__Short problem__: Write the next part of the commentary on mocking religion and the treatment of Muslims in the West, beginning after its final sentence.

__Provided text__:
★ ★ ★
I note that Christian demagogues adduce the Soviet  government's crimes against the people as evidence that atheism itself is brutish, cruel, stupid, wicked and whatnot -- much as we who dislike/distrust religion adduce the crimes done in the name of various gods as evidence that religion itself is brutish, cruel, stupid and wicked.  I am not sure either argument stands up better than the other, though one is of course more congenial to my own belief system :-)  maybe what we should say is that sociopaths are an enduring reality, that power corrupts, and that even the most idealistic ideology can be used as a stalking horse by sadists and bullies.  name me one, just one, major ideology -- religious or not -- that hasn't been used as a flag to wrap cruelty in...?  is "religion" really the problem, or is it human beings?  the latest neuroscience disturbingly suggests that even when we think we're being rational, we're not...  so how much high cranial ground can we nonbelievers really lay claim to?

I think when we picture ourselves (or the taunting cartoonists) as Davids of rationality contending with lumbering, brutish Goliaths of monotheism, we leave out the other side of the picture that I was trying to paint in -- ourselves (the West) as gloating conquerors dragging the toppled idols of their colonised victims through the mud.  every imperial power has done this -- the literal or figurative pissing on the losers' gods, the profanation of the temple, whatever.  and as a gesture of colonial contempt I do dislike it and feel that, as with repeated Israeli provocations, vandalism, crop destruction in the OT, it only deepens the wound and postpones any possibility of making peace.

and let us face it, the feelings that are being stirred up in the proletariat by this type of cartoon are not about a lofty Voltairian disdain for doctrinal religion per se, they are about making fun of Arab-looking people with a "weird foreign religion".  they are playing to xenophobia, ignorance, BNP-like tendencies all over Euroland.  in that sense a present danger does exist, since Muslims are a small minority embedded in a large population during a time of economic instability (which is about like being committed to a land war in Asia, in the catalogue of unenviable strategic situations).

on momentary reflection I think it's indefensible to suggest that the person doing the taunting is the one who gets to define what taunting is!  that would be like... well, like a white person getting to decide there's nothing wrong with the word "n*gger", or a chain smoker getting to decide whether cig smoke is legimately annoying to a nonsmoker.  if someone is offended or insulted by a behaviour and we deliberately flaunt it in their face -- puffing smoke at them after they have asked us not to smoke, for example? -- I don't think it gets us off the hook to say "well, no reasonable person [as defined by me] would object to that behaviour, therefore my behaviour is not annoying and I am not taunting."   what is indisputable is that the intent is to provoke and offend.

is there really no "objective" danger in the public expression of contempt and scorn for an entire race and religion, when Anglo/Euro/US troops are in Iraq right now shooting "sand n*ggers" on sight, and when half the US public believes that the Koran is a bomb-making manual?  when persons whose only offence is having an Arab-sounding name are put on watch lists, when Muslim men are "disappeared" and held without trial for years, flown secretly to black gulags in Eastern Europe, tortured -- and when the majority of the AngloChristian world appears to accept these abuses tamely or even with approval -- Muslims are unreasonable in feeling endangered?
★ ★ ★
__Raw records__:
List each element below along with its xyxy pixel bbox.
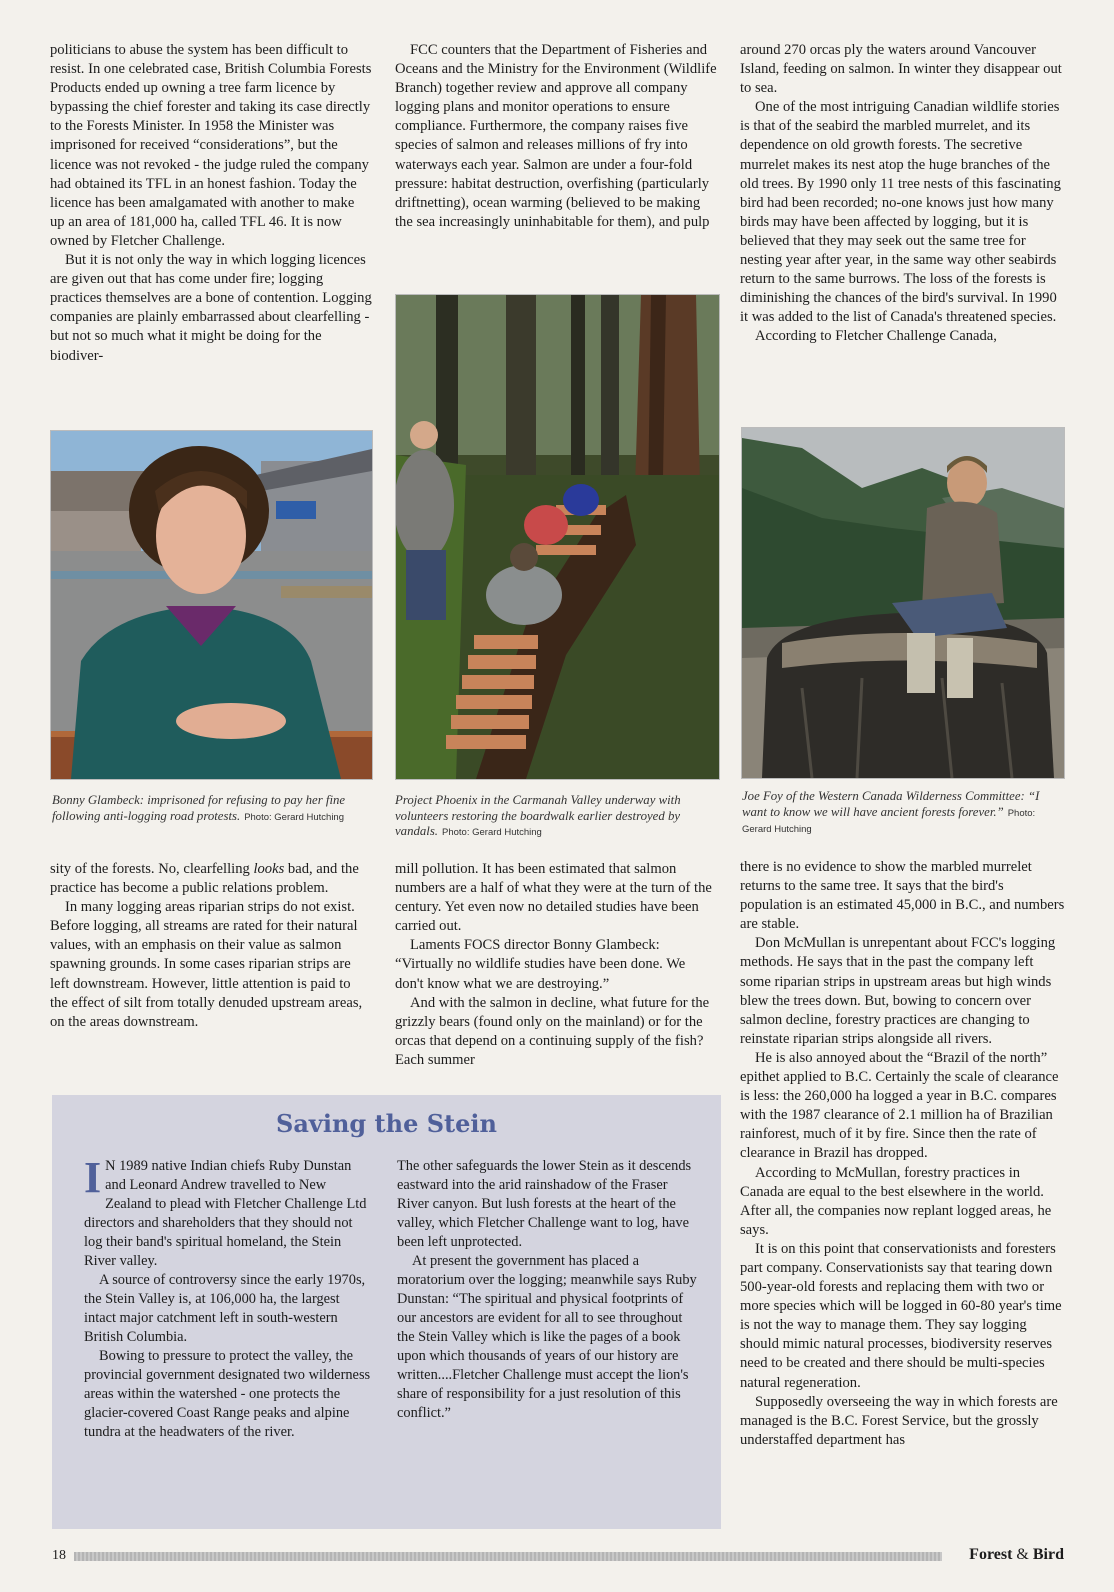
photo-credit: Photo: Gerard Hutching <box>742 807 1036 836</box>
column-3-top <box>740 41 1065 347</box>
paragraph: sity of the forests. No, clearfelling looks bad, and the practice has become a public relations problem. <box>50 861 359 897</box>
paragraph: It is on this point that conservationists and foresters part company. Conservationists say that tearing down 500-year-old forests and replacing them with two or more species which will be logged in 60-80 year's time is not the way to manage them. They say logging should mimic natural processes, biodiversity reserves need to be created and there should be multi-species natural regeneration. <box>740 1240 1062 1391</box>
column-3-bottom <box>740 858 1065 1450</box>
paragraph: The other safeguards the lower Stein as it descends eastward into the arid rainshadow of the Fraser River canyon. But lush forests at the heart of the valley, which Fletcher Challenge want to log, have been left unprotected. <box>397 1158 692 1250</box>
page-number: 18 <box>52 1548 66 1563</box>
sidebar-column-1 <box>84 1153 374 1442</box>
caption-photo-1: Bonny Glambeck: imprisoned for refusing to pay her fine following anti-logging road protests. Photo: Gerard Hutching <box>52 793 346 823</box>
column-1-bottom <box>50 860 372 1032</box>
paragraph: At present the government has placed a moratorium over the logging; meanwhile says Ruby Dunstan: “The spiritual and physical footprints of our ancestors are evident for all to see throughout the Stein Valley which is like the pages of a book upon which thousands of years of our history are written....Fletcher Challenge must accept the lion's share of responsibility for a just resolution of this conflict.” <box>397 1253 697 1421</box>
caption-photo-2: Project Phoenix in the Carmanah Valley underway with volunteers restoring the boardwalk earlier destroyed by vandals. Photo: Gerard Hutching <box>395 793 681 839</box>
paragraph: Don McMullan is unrepentant about FCC's logging methods. He says that in the past the company left some riparian strips in upstream areas but high winds blew the trees down. But, bowing to concern over salmon decline, forestry practices are changing to reinstate riparian strips alongside all rivers. <box>740 935 1056 1047</box>
paragraph: Laments FOCS director Bonny Glambeck: “Virtually no wildlife studies have been done. We don't know what we are destroying.” <box>395 937 686 992</box>
footer-rule <box>74 1552 942 1561</box>
sidebar-title: Saving the Stein <box>276 1109 497 1138</box>
paragraph: around 270 orcas ply the waters around Vancouver Island, feeding on salmon. In winter they disappear out to sea. <box>740 42 1062 97</box>
paragraph: According to McMullan, forestry practices in Canada are equal to the best elsewhere in the world. After all, the companies now replant logged areas, he says. <box>740 1164 1052 1238</box>
paragraph: FCC counters that the Department of Fisheries and Oceans and the Ministry for the Environment (Wildlife Branch) together review and approve all company logging plans and monitor operations to ensure compliance. Furthermore, the company raises five species of salmon and releases millions of fry into waterways each year. Salmon are under a four-fold pressure: habitat destruction, overfishing (particularly driftnetting), ocean warming (believed to be making the sea increasingly uninhabitable for them), and pulp <box>395 42 717 230</box>
photo-joe-foy <box>741 427 1065 779</box>
paragraph: But it is not only the way in which logging licences are given out that has come under fire; logging practices themselves are a bone of contention. Logging companies are plainly embarrassed about clearfelling - but not so much what it might be doing for the biodiver- <box>50 252 372 364</box>
paragraph: Supposedly overseeing the way in which forests are managed is the B.C. Forest Service, but the grossly understaffed department has <box>740 1393 1058 1448</box>
paragraph: A source of controversy since the early 1970s, the Stein Valley is, at 106,000 ha, the largest intact major catchment left in south-western British Columbia. <box>84 1272 366 1345</box>
column-1-top <box>50 41 372 366</box>
sidebar-column-2 <box>397 1157 697 1423</box>
paragraph: politicians to abuse the system has been difficult to resist. In one celebrated case, British Columbia Forests Products ended up owning a tree farm licence by bypassing the chief forester and taking its case directly to the Forests Minister. In 1958 the Minister was imprisoned for received “considerations”, but the licence was not revoked - the judge ruled the company had obtained its TFL in an honest fashion. Today the licence has been amalgamated with another to make up an area of 181,000 ha, called TFL 46. It is now owned by Fletcher Challenge. <box>50 42 372 249</box>
paragraph: And with the salmon in decline, what future for the grizzly bears (found only on the mainland) or for the orcas that depend on a continuing supply of the fish? Each summer <box>395 994 710 1068</box>
paragraph: Bowing to pressure to protect the valley, the provincial government designated two wilderness areas within the watershed - one protects the glacier-covered Coast Range peaks and alpine tundra at the headwaters of the river. <box>84 1348 371 1440</box>
paragraph: One of the most intriguing Canadian wildlife stories is that of the seabird the marbled murrelet, and its dependence on old growth forests. The secretive murrelet makes its nest atop the huge branches of the old trees. By 1990 only 11 tree nests of this fascinating bird had been recorded; no-one knows just how many birds may have been affected by logging, but it is believed that they may seek out the same tree for nesting year after year, in the same way other seabirds return to the same burrows. The loss of the forests is diminishing the chances of the bird's survival. In 1990 it was added to the list of Canada's threatened species. <box>740 99 1061 326</box>
paragraph: I N 1989 native Indian chiefs Ruby Dunstan and Leonard Andrew travelled to New Zealand to plead with Fletcher Challenge Ltd directors and shareholders that they should not log their band's spiritual homeland, the Stein River valley. <box>84 1153 367 1269</box>
magazine-name: Forest & Bird <box>969 1546 1064 1563</box>
column-2-top <box>395 41 717 232</box>
sidebar-box-saving-the-stein <box>52 1095 721 1529</box>
paragraph: According to Fletcher Challenge Canada, <box>755 328 997 345</box>
photo-joe-foy-image <box>742 428 1064 778</box>
paragraph: In many logging areas riparian strips do not exist. Before logging, all streams are rated for their natural values, with an emphasis on their value as salmon spawning grounds. In some cases riparian strips are left downstream. However, little attention is paid to the effect of silt from totally denuded upstream areas, on the areas downstream. <box>50 899 363 1030</box>
page-footer <box>52 1546 1064 1566</box>
caption-photo-3: Joe Foy of the Western Canada Wilderness Committee: “I want to know we will have ancient forests forever.” Photo: Gerard Hutching <box>742 789 1040 836</box>
photo-project-phoenix <box>395 294 720 780</box>
paragraph: He is also annoyed about the “Brazil of the north” epithet applied to B.C. Certainly the scale of clearance is less: the 260,000 ha logged a year in B.C. compares with the 1987 clearance of 2.1 million ha of Brazilian rainforest, much of it by fire. Since then the rate of clearance in Brazil has dropped. <box>740 1049 1059 1162</box>
photo-bonny-glambeck <box>50 430 373 780</box>
column-2-bottom <box>395 860 717 1070</box>
paragraph: there is no evidence to show the marbled murrelet returns to the same tree. It says that the bird's population is an estimated 45,000 in B.C., and numbers are stable. <box>740 859 1065 933</box>
paragraph: mill pollution. It has been estimated that salmon numbers are a half of what they were at the turn of the century. Yet even now no detailed studies have been carried out. <box>395 861 712 935</box>
photo-credit: Photo: Gerard Hutching <box>442 827 542 839</box>
drop-cap: I <box>84 1153 102 1202</box>
photo-credit: Photo: Gerard Hutching <box>244 811 344 823</box>
photo-bonny-glambeck-image <box>51 431 372 779</box>
photo-project-phoenix-image <box>396 295 719 779</box>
★ ★ ★
__Response below__:
all cultural products must be seen in context, and the current context is a resurgence of the Anglo/Euro drive to control and expropriate the Arab/Muslim world, and a focussing of the xenophobic/racist tendencies in the US and Euroland on the new "enemy du jour," the Arab/Muslim stereotype (as it was on the "Japs" in WWII, and so forth).  I think we have to view this incident within that context, as part of a pattern of historical events and not an ahistorical textbook case of absolute free speech principles.  

one of the basic principles of a civil society, it seems to me, is to extend courtesy even to the habits of mind which one cannot understand or genuinely respect, i.e. for me to refrain from shouting "what utter nonsense!" when my Jewish friends keep kosher and attend Temple, and to keep a straight face and not mock or hoot when a Christian friend tells me she has asked God for advice on a difficult matter.  do we want to be Right, Right, Right, or do we want to stay friends?  must everyone think exactly as you and I do, before we will extend them respect or courtesy?

it is a thorny problem -- absolute principles vs good manners and practical peacemaking.  I have not solved it.  but I continue to assert that the motives behind this propagation of a set of banal racist cartoons are not as disinterested or principled as they are made out to be.

The difference between theory and practise in practise ...

by DeAnander (de_at_daclarke_dot_org) on Thu Feb 2nd, 2006 at 09:12:56 PM EST
[ Parent ]
Including cartoons and caricature, is one of the democratic tools of our European society. Satire is a means of prodding - poking a stick into the laws, mores and conventions of our society (and especially its leaders) to see what happens. Sometimes the poking provokes a backlash, sometimes it deflates a pompous balloon. The Danish newspaper claims this as its original motive for publication - "to find the limits.."

Satire has a very long history (from the court jester onwards). It is not a democratic tool that I would be prepared to give up. Despots are IMHO consistently humourless, and I am always suspicious of anyone who betrays a lack of humour. But maybe that is beside the point in this case.

You can't be me, I'm taken

by Sven Triloqvist on Fri Feb 3rd, 2006 at 03:27:05 AM EST
[ Parent ]
...was brought to a computer screen near you by ET's own court jester, Sven Triloqvist, satirist extraordinaire!

;)

by Nomad on Sat Feb 4th, 2006 at 07:48:28 AM EST
[ Parent ]
you make cogent and necessary points, some to which I have no obvious answer.

The question about who has the right to define what a "taunt" is is an interesting one - indeed the central one here. The article I quoted in the Breakfast thread from Arab News


The Power of the Muslim and Arab Worlds
Ray Hanania, Arab News

This week, we witnessed the power of the Islamic and Arab worlds to bring a Western nation virtually to its knees. I was amazed at that power. This is over an issue that the nation's government had nothing to do with. All I can wonder is why the Islamic and Arab world doesn't harness that power more effectively and change policies that directly impact our causes and our beliefs?

suggests that the "victims" don't really see themselves as victims nor as helpless, and that it is purely an ideological struggle, where precisely what is a taunt is at stake. Thus the need to take a stand there and to say, "I have a right to say this even if it makes you unhappy".

That it is not courteous is true but, in this instance, irrelevant, because that's not what's at stake. You should not say it, but you have to have the right to do so, however distateful it may be.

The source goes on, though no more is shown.